> **WORK TO BE COMPLETED**
Output all entries precisely.

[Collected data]
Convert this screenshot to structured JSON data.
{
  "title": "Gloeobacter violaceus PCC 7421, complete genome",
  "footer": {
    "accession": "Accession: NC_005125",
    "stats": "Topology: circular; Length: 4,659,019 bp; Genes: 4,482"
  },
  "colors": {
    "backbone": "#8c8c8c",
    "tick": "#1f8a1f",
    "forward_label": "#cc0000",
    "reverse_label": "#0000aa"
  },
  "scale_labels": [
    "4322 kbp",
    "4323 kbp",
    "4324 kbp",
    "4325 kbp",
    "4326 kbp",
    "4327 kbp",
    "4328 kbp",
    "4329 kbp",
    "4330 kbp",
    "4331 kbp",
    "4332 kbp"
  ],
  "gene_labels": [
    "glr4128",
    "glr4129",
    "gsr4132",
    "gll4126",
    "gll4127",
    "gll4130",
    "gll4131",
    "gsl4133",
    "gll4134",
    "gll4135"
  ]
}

> **ANSWER BELOW**
Convert this screenshot to structured JSON data.
{
  "title": "Gloeobacter violaceus PCC 7421, complete genome",
  "footer": {
    "accession": "Accession: NC_005125",
    "stats": "Topology: circular; Length: 4,659,019 bp; Genes: 4,482"
  },
  "colors": {
    "backbone": "#8c8c8c",
    "tick": "#1f8a1f",
    "forward_label": "#cc0000",
    "reverse_label": "#0000aa"
  },
  "scale_labels": [
    "4322 kbp",
    "4323 kbp",
    "4324 kbp",
    "4325 kbp",
    "4326 kbp",
    "4327 kbp",
    "4328 kbp",
    "4329 kbp",
    "4330 kbp",
    "4331 kbp",
    "4332 kbp"
  ],
  "gene_labels": [
    "glr4128",
    "glr4129",
    "gsr4132",
    "gll4126",
    "gll4127",
    "gll4130",
    "gll4131",
    "gsl4133",
    "gll4134",
    "gll4135"
  ]
}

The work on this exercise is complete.